▶ [WHAT NEEDS TO BE DONE]: Omit the images, then output each of the records below exactly.

▶ [RECORDS]:
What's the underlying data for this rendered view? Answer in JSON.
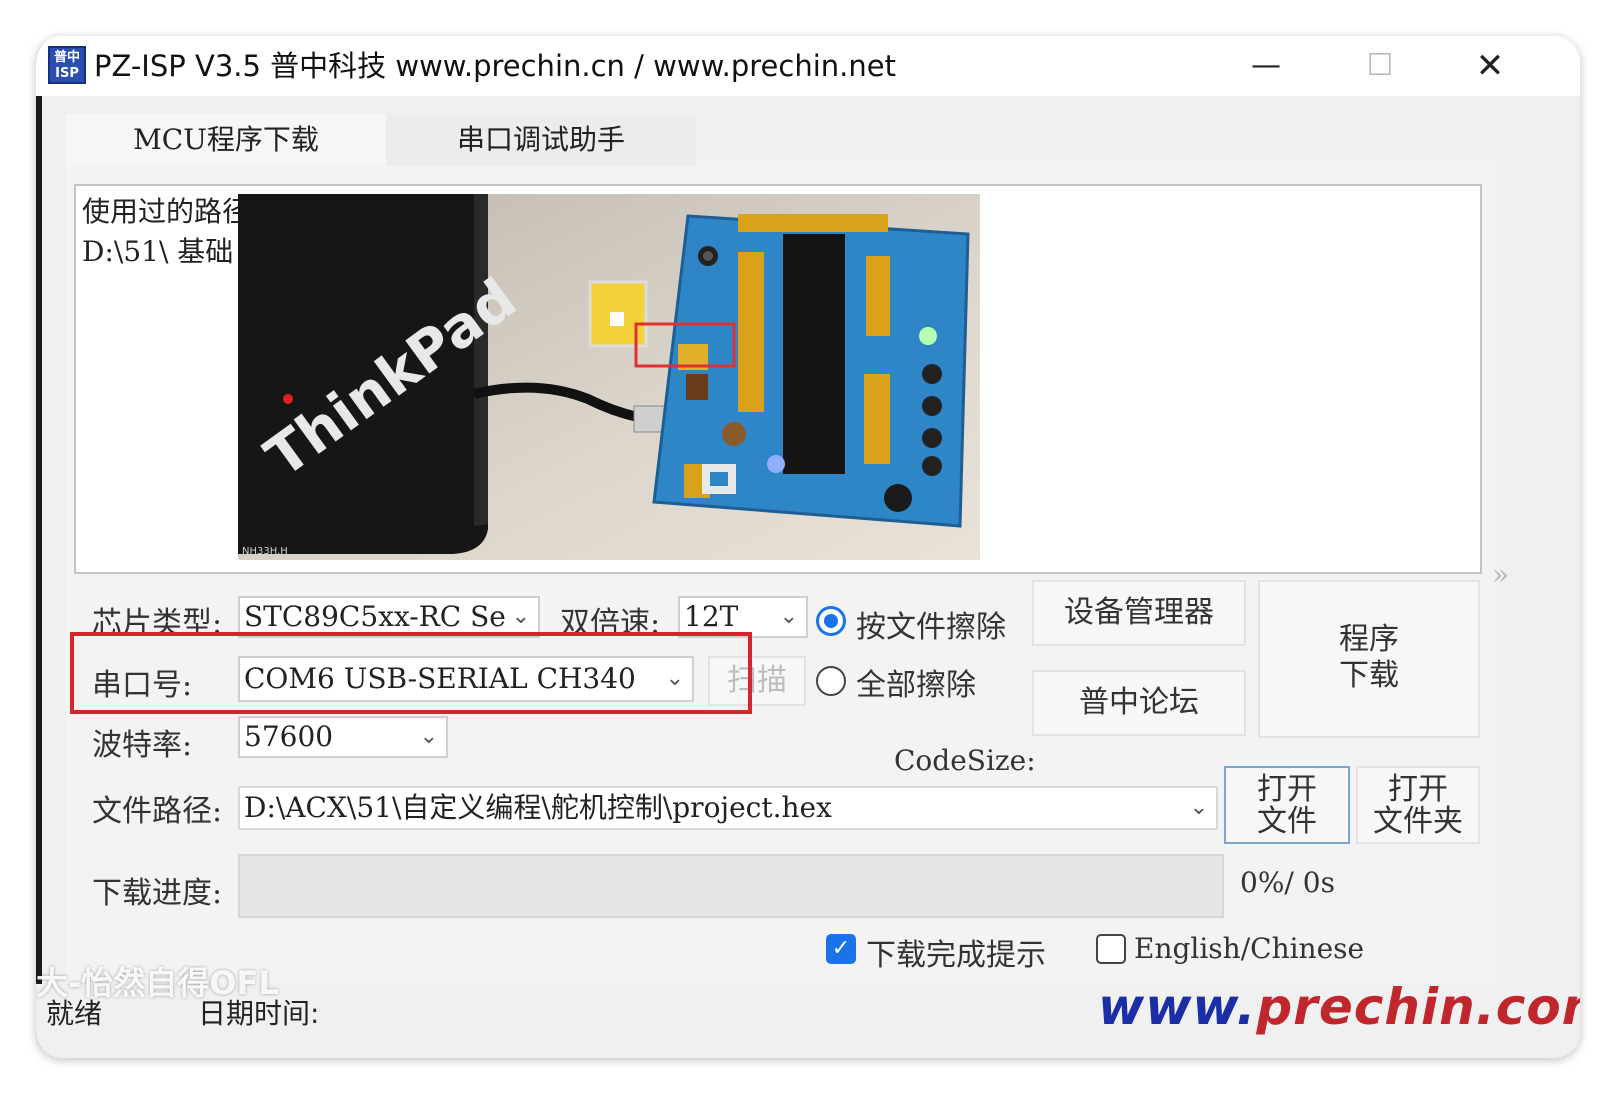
{
  "window": {
    "icon_text": "普中ISP",
    "title": "PZ-ISP V3.5 普中科技  www.prechin.cn / www.prechin.net",
    "minimize": "—",
    "maximize": "☐",
    "close": "✕"
  },
  "tabs": [
    {
      "label": "MCU程序下载",
      "active": true
    },
    {
      "label": "串口调试助手",
      "active": false
    }
  ],
  "log": {
    "line1": "使用过的路径",
    "line2": "D:\\51\\ 基础"
  },
  "photo": {
    "laptop_brand": "ThinkPad",
    "laptop_badge": "NH33H.H"
  },
  "expand_arrows": "»",
  "form": {
    "chip_type_label": "芯片类型:",
    "chip_type_value": "STC89C5xx-RC Se",
    "double_speed_label": "双倍速:",
    "double_speed_value": "12T",
    "erase_by_file_label": "按文件擦除",
    "erase_all_label": "全部擦除",
    "erase_mode": "by_file",
    "device_manager_button": "设备管理器",
    "forum_button": "普中论坛",
    "program_download_line1": "程序",
    "program_download_line2": "下载",
    "serial_port_label": "串口号:",
    "serial_port_value": "COM6   USB-SERIAL CH340",
    "scan_button": "扫描",
    "baud_rate_label": "波特率:",
    "baud_rate_value": "57600",
    "code_size_label": "CodeSize:",
    "file_path_label": "文件路径:",
    "file_path_value": "D:\\ACX\\51\\自定义编程\\舵机控制\\project.hex",
    "open_file_line1": "打开",
    "open_file_line2": "文件",
    "open_folder_line1": "打开",
    "open_folder_line2": "文件夹",
    "download_progress_label": "下载进度:",
    "progress_fraction": 0,
    "progress_text": "0%/  0s",
    "download_complete_label": "下载完成提示",
    "download_complete_checked": true,
    "english_chinese_label": "English/Chinese",
    "english_chinese_checked": false
  },
  "status_bar": {
    "watermark": "大-怡然自得OFL",
    "ready": "就绪",
    "datetime_label": "日期时间:",
    "brand_url_prefix": "www.",
    "brand_url_domain": "prechin.com"
  },
  "colors": {
    "highlight_box": "#d7262b",
    "accent": "#1a73e8",
    "brand_blue": "#1b2ea5",
    "brand_red": "#c0272d"
  }
}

▶ [SOLUTION FOR THIS PROBLEM]:
What's the underlying data for this rendered view? Answer in JSON.
{
  "window": {
    "icon_text": "普中ISP",
    "title": "PZ-ISP V3.5 普中科技  www.prechin.cn / www.prechin.net",
    "minimize": "—",
    "maximize": "☐",
    "close": "✕"
  },
  "tabs": [
    {
      "label": "MCU程序下载",
      "active": true
    },
    {
      "label": "串口调试助手",
      "active": false
    }
  ],
  "log": {
    "line1": "使用过的路径",
    "line2": "D:\\51\\ 基础"
  },
  "photo": {
    "laptop_brand": "ThinkPad",
    "laptop_badge": "NH33H.H"
  },
  "expand_arrows": "»",
  "form": {
    "chip_type_label": "芯片类型:",
    "chip_type_value": "STC89C5xx-RC Se",
    "double_speed_label": "双倍速:",
    "double_speed_value": "12T",
    "erase_by_file_label": "按文件擦除",
    "erase_all_label": "全部擦除",
    "erase_mode": "by_file",
    "device_manager_button": "设备管理器",
    "forum_button": "普中论坛",
    "program_download_line1": "程序",
    "program_download_line2": "下载",
    "serial_port_label": "串口号:",
    "serial_port_value": "COM6   USB-SERIAL CH340",
    "scan_button": "扫描",
    "baud_rate_label": "波特率:",
    "baud_rate_value": "57600",
    "code_size_label": "CodeSize:",
    "file_path_label": "文件路径:",
    "file_path_value": "D:\\ACX\\51\\自定义编程\\舵机控制\\project.hex",
    "open_file_line1": "打开",
    "open_file_line2": "文件",
    "open_folder_line1": "打开",
    "open_folder_line2": "文件夹",
    "download_progress_label": "下载进度:",
    "progress_fraction": 0,
    "progress_text": "0%/  0s",
    "download_complete_label": "下载完成提示",
    "download_complete_checked": true,
    "english_chinese_label": "English/Chinese",
    "english_chinese_checked": false
  },
  "status_bar": {
    "watermark": "大-怡然自得OFL",
    "ready": "就绪",
    "datetime_label": "日期时间:",
    "brand_url_prefix": "www.",
    "brand_url_domain": "prechin.com"
  },
  "colors": {
    "highlight_box": "#d7262b",
    "accent": "#1a73e8",
    "brand_blue": "#1b2ea5",
    "brand_red": "#c0272d"
  }
}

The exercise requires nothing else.